## START

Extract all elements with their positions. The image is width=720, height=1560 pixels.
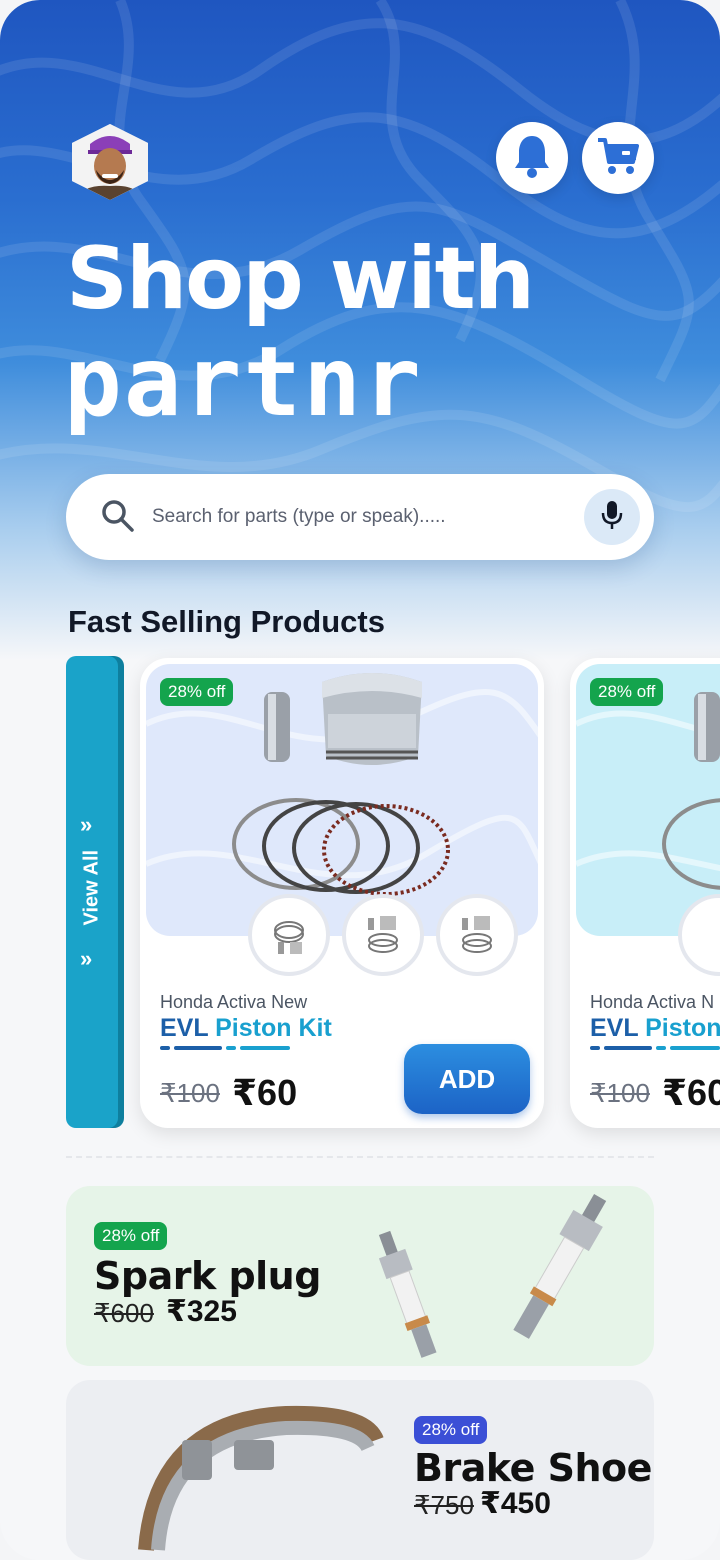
view-all-button[interactable]: » View All »	[66, 656, 118, 1128]
product-thumbnail[interactable]	[436, 894, 518, 976]
voice-search-button[interactable]	[584, 489, 640, 545]
search-input[interactable]	[152, 500, 552, 534]
product-name: EVL Piston	[590, 1014, 720, 1043]
app-screen: Shop with partnr Fast Selling Products »…	[0, 0, 720, 1560]
original-price: ₹750	[414, 1490, 474, 1520]
sale-price: ₹60	[662, 1072, 720, 1113]
discount-badge: 28% off	[414, 1416, 488, 1444]
search-bar[interactable]	[66, 474, 654, 560]
name-underline	[590, 1046, 720, 1050]
chevron-right-icon: »	[80, 812, 93, 837]
product-model: Honda Activa New	[160, 992, 308, 1012]
add-to-cart-button[interactable]: ADD	[404, 1044, 530, 1114]
cart-button[interactable]	[582, 122, 654, 194]
original-price: ₹600	[94, 1298, 154, 1328]
sale-price: ₹60	[232, 1072, 298, 1113]
view-all-label: View All	[80, 849, 103, 926]
product-card[interactable]: 28% off Honda Activa N EVL Piston ₹100 ₹…	[570, 658, 720, 1128]
spark-plug-image	[378, 1194, 607, 1358]
product-name-brand: EVL	[590, 1014, 639, 1042]
brake-shoe-image	[138, 1405, 384, 1551]
bell-icon	[512, 134, 552, 183]
cart-icon	[596, 136, 640, 181]
notification-button[interactable]	[496, 122, 568, 194]
promo-banner-spark-plug[interactable]: 28% off Spark plug ₹600 ₹325	[66, 1186, 654, 1366]
brand-logo: partnr	[64, 326, 423, 438]
section-divider	[66, 1156, 654, 1158]
product-thumbnail[interactable]	[342, 894, 424, 976]
hero-title: Shop with	[66, 229, 535, 329]
chevron-right-icon: »	[80, 946, 93, 971]
search-icon	[100, 498, 136, 539]
product-card[interactable]: 28% off Honda Activa New EVL Piston Kit …	[140, 658, 544, 1128]
product-name: EVL Piston Kit	[160, 1014, 332, 1043]
sale-price: ₹450	[480, 1487, 551, 1520]
product-model: Honda Activa N	[590, 992, 715, 1012]
product-name-item: Piston	[645, 1014, 720, 1042]
promo-title: Spark plug	[94, 1254, 321, 1298]
promo-banner-brake-shoe[interactable]: 28% off Brake Shoe ₹750 ₹450	[66, 1380, 654, 1560]
discount-badge: 28% off	[94, 1222, 168, 1250]
section-title: Fast Selling Products	[68, 604, 385, 639]
name-underline	[160, 1046, 290, 1050]
discount-badge: 28% off	[590, 678, 664, 706]
product-name-item: Piston Kit	[215, 1014, 332, 1042]
original-price: ₹100	[160, 1078, 220, 1108]
product-name-brand: EVL	[160, 1014, 209, 1042]
sale-price: ₹325	[166, 1295, 237, 1328]
promo-title: Brake Shoe	[414, 1446, 652, 1490]
mic-icon	[600, 499, 624, 536]
discount-badge: 28% off	[160, 678, 234, 706]
product-thumbnail[interactable]	[248, 894, 330, 976]
original-price: ₹100	[590, 1078, 650, 1108]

## END

- **What needs to be done**: Copy out the lines of the records word for word, starting at the line that contains "656, 118, 1128]" and ending at the line that contains "136, 640, 181]", with both of those lines included.

- **Solution to the exercise**:
view-all-button[interactable]: » View All »	[66, 656, 118, 1128]
product-thumbnail[interactable]	[436, 894, 518, 976]
voice-search-button[interactable]	[584, 489, 640, 545]
search-input[interactable]	[152, 500, 552, 534]
product-name: EVL Piston	[590, 1014, 720, 1043]
app-screen: Shop with partnr Fast Selling Products »…	[0, 0, 720, 1560]
original-price: ₹750	[414, 1490, 474, 1520]
sale-price: ₹60	[662, 1072, 720, 1113]
discount-badge: 28% off	[414, 1416, 488, 1444]
search-bar[interactable]	[66, 474, 654, 560]
name-underline	[590, 1046, 720, 1050]
chevron-right-icon: »	[80, 812, 93, 837]
product-model: Honda Activa New	[160, 992, 308, 1012]
add-to-cart-button[interactable]: ADD	[404, 1044, 530, 1114]
cart-button[interactable]	[582, 122, 654, 194]
original-price: ₹600	[94, 1298, 154, 1328]
sale-price: ₹60	[232, 1072, 298, 1113]
view-all-label: View All	[80, 849, 103, 926]
product-card[interactable]: 28% off Honda Activa N EVL Piston ₹100 ₹…	[570, 658, 720, 1128]
spark-plug-image	[378, 1194, 607, 1358]
product-name-brand: EVL	[590, 1014, 639, 1042]
brake-shoe-image	[138, 1405, 384, 1551]
bell-icon	[512, 134, 552, 183]
cart-icon	[596, 136, 640, 181]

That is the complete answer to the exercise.